Write the records below out in full, character for character, with no pictures.

[Extracted records]
● ● ● ● ● ● ●
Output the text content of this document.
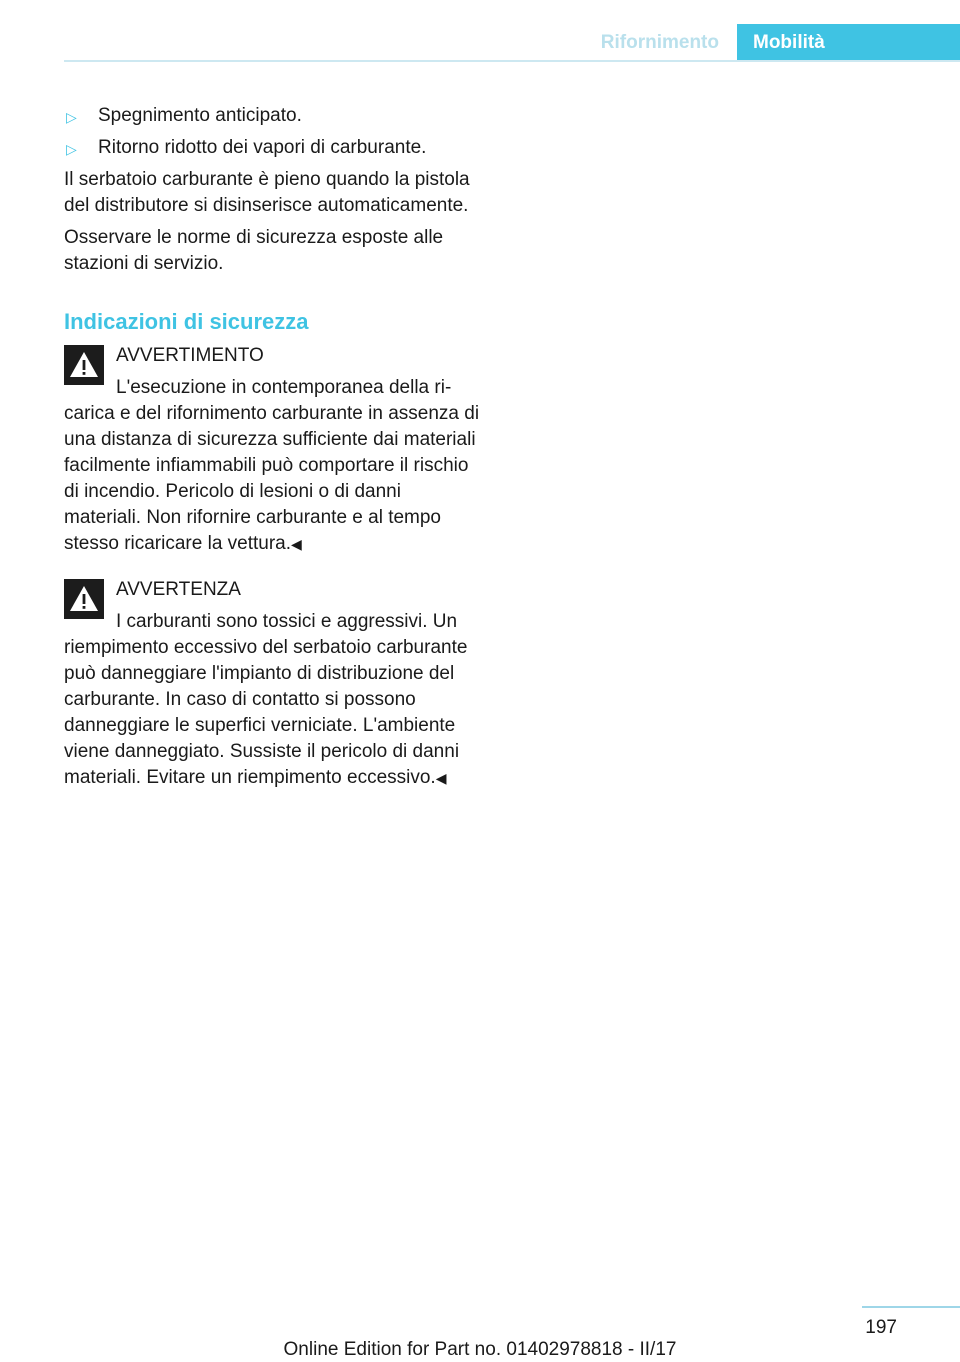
Rifornimento	Mobilità
▷ Spegnimento anticipato.
▷ Ritorno ridotto dei vapori di carburante.

Il serbatoio carburante è pieno quando la pistola del distributore si disinserisce automaticamente.

Osservare le norme di sicurezza esposte alle stazioni di servizio.

Indicazioni di sicurezza
AVVERTIMENTO
L'esecuzione in contemporanea della ricarica e del rifornimento carburante in assenza di una distanza di sicurezza sufficiente dai materiali facilmente infiammabili può comportare il rischio di incendio. Pericolo di lesioni o di danni materiali. Non rifornire carburante e al tempo stesso ricaricare la vettura.◀
AVVERTENZA
I carburanti sono tossici e aggressivi. Un riempimento eccessivo del serbatoio carburante può danneggiare l'impianto di distribuzione del carburante. In caso di contatto si possono danneggiare le superfici verniciate. L'ambiente viene danneggiato. Sussiste il pericolo di danni materiali. Evitare un riempimento eccessivo.◀
197
Online Edition for Part no. 01402978818 - II/17
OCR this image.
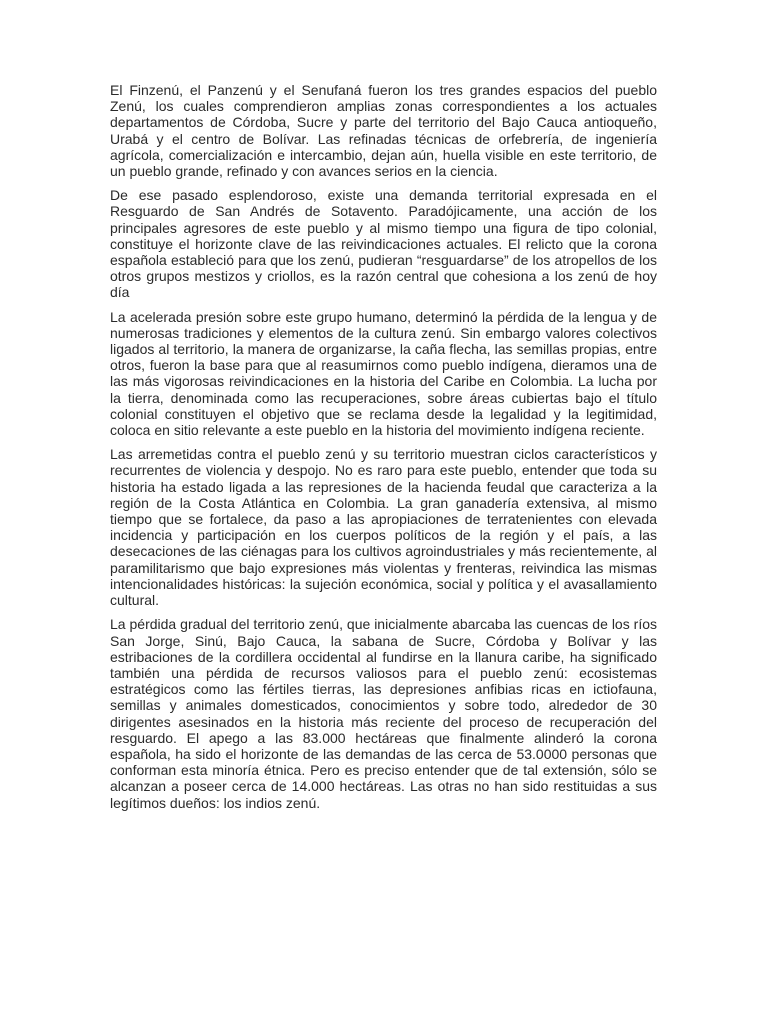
El Finzenú, el Panzenú y el Senufaná fueron los tres grandes espacios del pueblo Zenú, los cuales comprendieron amplias zonas correspondientes a los actuales departamentos de Córdoba, Sucre y parte del territorio del Bajo Cauca antioqueño, Urabá y el centro de Bolívar. Las refinadas técnicas de orfebrería, de ingeniería agrícola, comercialización e intercambio, dejan aún, huella visible en este territorio, de un pueblo grande, refinado y con avances serios en la ciencia.

De ese pasado esplendoroso, existe una demanda territorial expresada en el Resguardo de San Andrés de Sotavento. Paradójicamente, una acción de los principales agresores de este pueblo y al mismo tiempo una figura de tipo colonial, constituye el horizonte clave de las reivindicaciones actuales. El relicto que la corona española estableció para que los zenú, pudieran “resguardarse” de los atropellos de los otros grupos mestizos y criollos, es la razón central que cohesiona a los zenú de hoy día

La acelerada presión sobre este grupo humano, determinó la pérdida de la lengua y de numerosas tradiciones y elementos de la cultura zenú. Sin embargo valores colectivos ligados al territorio, la manera de organizarse, la caña flecha, las semillas propias, entre otros, fueron la base para que al reasumirnos como pueblo indígena, dieramos una de las más vigorosas reivindicaciones en la historia del Caribe en Colombia. La lucha por la tierra, denominada como las recuperaciones, sobre áreas cubiertas bajo el título colonial constituyen el objetivo que se reclama desde la legalidad y la legitimidad, coloca en sitio relevante a este pueblo en la historia del movimiento indígena reciente.

Las arremetidas contra el pueblo zenú y su territorio muestran ciclos característicos y recurrentes de violencia y despojo. No es raro para este pueblo, entender que toda su historia ha estado ligada a las represiones de la hacienda feudal que caracteriza a la región de la Costa Atlántica en Colombia. La gran ganadería extensiva, al mismo tiempo que se fortalece, da paso a las apropiaciones de terratenientes con elevada incidencia y participación en los cuerpos políticos de la región y el país, a las desecaciones de las ciénagas para los cultivos agroindustriales y más recientemente, al paramilitarismo que bajo expresiones más violentas y frenteras, reivindica las mismas intencionalidades históricas: la sujeción económica, social y política y el avasallamiento cultural.

La pérdida gradual del territorio zenú, que inicialmente abarcaba las cuencas de los ríos San Jorge, Sinú, Bajo Cauca, la sabana de Sucre, Córdoba y Bolívar y las estribaciones de la cordillera occidental al fundirse en la llanura caribe, ha significado también una pérdida de recursos valiosos para el pueblo zenú: ecosistemas estratégicos como las fértiles tierras, las depresiones anfibias ricas en ictiofauna, semillas y animales domesticados, conocimientos y sobre todo, alrededor de 30 dirigentes asesinados en la historia más reciente del proceso de recuperación del resguardo. El apego a las 83.000 hectáreas que finalmente alinderó la corona española, ha sido el horizonte de las demandas de las cerca de 53.0000 personas que conforman esta minoría étnica. Pero es preciso entender que de tal extensión, sólo se alcanzan a poseer cerca de 14.000 hectáreas. Las otras no han sido restituidas a sus legítimos dueños: los indios zenú.
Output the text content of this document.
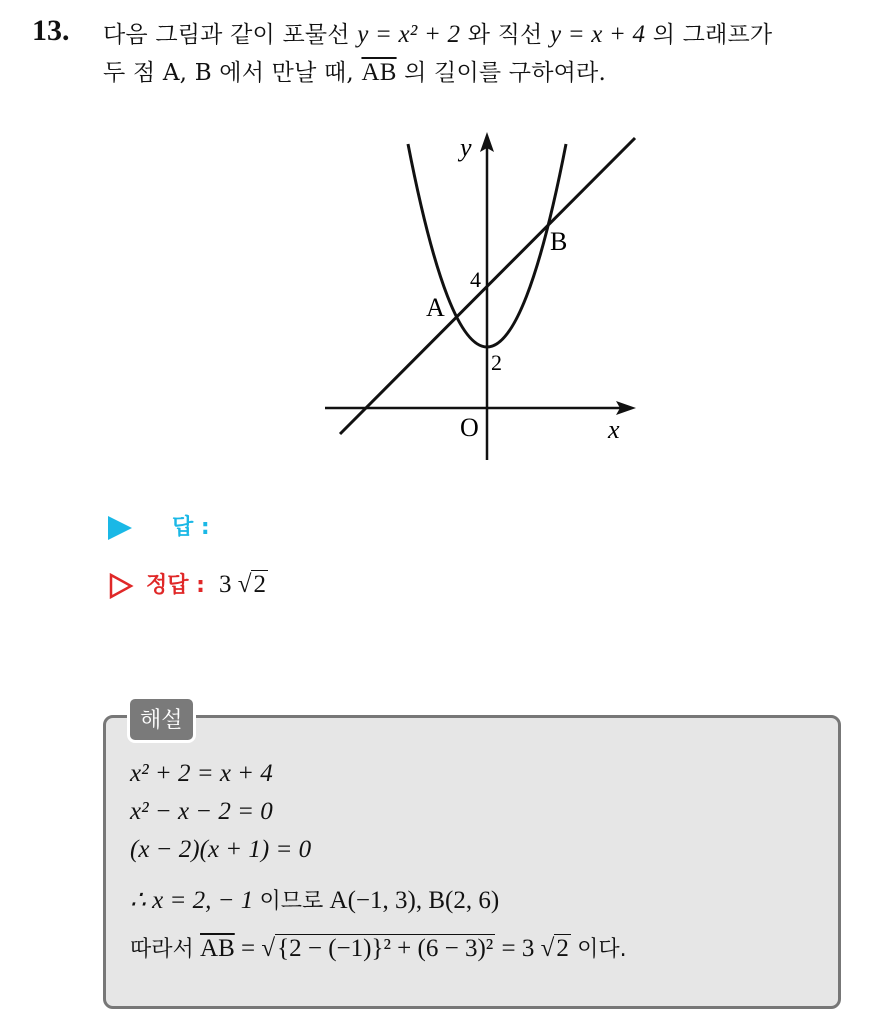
13. 다음 그림과 같이 포물선 y = x² + 2 와 직선 y = x + 4 의 그래프가
두 점 A, B 에서 만날 때, $\overline{AB}$ 의 길이를 구하여라.
y
x
O
A
B
4
2
답 :
정답 : 3 √2
해설
x² + 2 = x + 4
x² − x − 2 = 0
(x − 2)(x + 1) = 0
∴ x = 2, − 1 이므로 A(−1, 3), B(2, 6)
따라서 $\overline{AB} = √\{2 - (-1)\}^2 + (6 - 3)^2 = 3$ √2 이다.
● ● ● ● ● ● ●
§ **Complete answer**:
Output the text content of this document.
Rifornimento	Mobilità
▷ Spegnimento anticipato.
▷ Ritorno ridotto dei vapori di carburante.

Il serbatoio carburante è pieno quando la pistola del distributore si disinserisce automaticamente.

Osservare le norme di sicurezza esposte alle stazioni di servizio.

Indicazioni di sicurezza
AVVERTIMENTO
L'esecuzione in contemporanea della ricarica e del rifornimento carburante in assenza di una distanza di sicurezza sufficiente dai materiali facilmente infiammabili può comportare il rischio di incendio. Pericolo di lesioni o di danni materiali. Non rifornire carburante e al tempo stesso ricaricare la vettura.◀
AVVERTENZA
I carburanti sono tossici e aggressivi. Un riempimento eccessivo del serbatoio carburante può danneggiare l'impianto di distribuzione del carburante. In caso di contatto si possono danneggiare le superfici verniciate. L'ambiente viene danneggiato. Sussiste il pericolo di danni materiali. Evitare un riempimento eccessivo.◀
197
Online Edition for Part no. 01402978818 - II/17
OCR this image.
El Finzenú, el Panzenú y el Senufaná fueron los tres grandes espacios del pueblo Zenú, los cuales comprendieron amplias zonas correspondientes a los actuales departamentos de Córdoba, Sucre y parte del territorio del Bajo Cauca antioqueño, Urabá y el centro de Bolívar. Las refinadas técnicas de orfebrería, de ingeniería agrícola, comercialización e intercambio, dejan aún, huella visible en este territorio, de un pueblo grande, refinado y con avances serios en la ciencia.

De ese pasado esplendoroso, existe una demanda territorial expresada en el Resguardo de San Andrés de Sotavento. Paradójicamente, una acción de los principales agresores de este pueblo y al mismo tiempo una figura de tipo colonial, constituye el horizonte clave de las reivindicaciones actuales. El relicto que la corona española estableció para que los zenú, pudieran “resguardarse” de los atropellos de los otros grupos mestizos y criollos, es la razón central que cohesiona a los zenú de hoy día

La acelerada presión sobre este grupo humano, determinó la pérdida de la lengua y de numerosas tradiciones y elementos de la cultura zenú. Sin embargo valores colectivos ligados al territorio, la manera de organizarse, la caña flecha, las semillas propias, entre otros, fueron la base para que al reasumirnos como pueblo indígena, dieramos una de las más vigorosas reivindicaciones en la historia del Caribe en Colombia. La lucha por la tierra, denominada como las recuperaciones, sobre áreas cubiertas bajo el título colonial constituyen el objetivo que se reclama desde la legalidad y la legitimidad, coloca en sitio relevante a este pueblo en la historia del movimiento indígena reciente.

Las arremetidas contra el pueblo zenú y su territorio muestran ciclos característicos y recurrentes de violencia y despojo. No es raro para este pueblo, entender que toda su historia ha estado ligada a las represiones de la hacienda feudal que caracteriza a la región de la Costa Atlántica en Colombia. La gran ganadería extensiva, al mismo tiempo que se fortalece, da paso a las apropiaciones de terratenientes con elevada incidencia y participación en los cuerpos políticos de la región y el país, a las desecaciones de las ciénagas para los cultivos agroindustriales y más recientemente, al paramilitarismo que bajo expresiones más violentas y frenteras, reivindica las mismas intencionalidades históricas: la sujeción económica, social y política y el avasallamiento cultural.

La pérdida gradual del territorio zenú, que inicialmente abarcaba las cuencas de los ríos San Jorge, Sinú, Bajo Cauca, la sabana de Sucre, Córdoba y Bolívar y las estribaciones de la cordillera occidental al fundirse en la llanura caribe, ha significado también una pérdida de recursos valiosos para el pueblo zenú: ecosistemas estratégicos como las fértiles tierras, las depresiones anfibias ricas en ictiofauna, semillas y animales domesticados, conocimientos y sobre todo, alrededor de 30 dirigentes asesinados en la historia más reciente del proceso de recuperación del resguardo. El apego a las 83.000 hectáreas que finalmente alinderó la corona española, ha sido el horizonte de las demandas de las cerca de 53.0000 personas que conforman esta minoría étnica. Pero es preciso entender que de tal extensión, sólo se alcanzan a poseer cerca de 14.000 hectáreas. Las otras no han sido restituidas a sus legítimos dueños: los indios zenú.
Output the text content of this document.
13. 다음 그림과 같이 포물선 y = x² + 2 와 직선 y = x + 4 의 그래프가
두 점 A, B 에서 만날 때, $\overline{AB}$ 의 길이를 구하여라.
y
x
O
A
B
4
2
답 :
정답 : 3 √2
해설
x² + 2 = x + 4
x² − x − 2 = 0
(x − 2)(x + 1) = 0
∴ x = 2, − 1 이므로 A(−1, 3), B(2, 6)
따라서 $\overline{AB} = √\{2 - (-1)\}^2 + (6 - 3)^2 = 3$ √2 이다.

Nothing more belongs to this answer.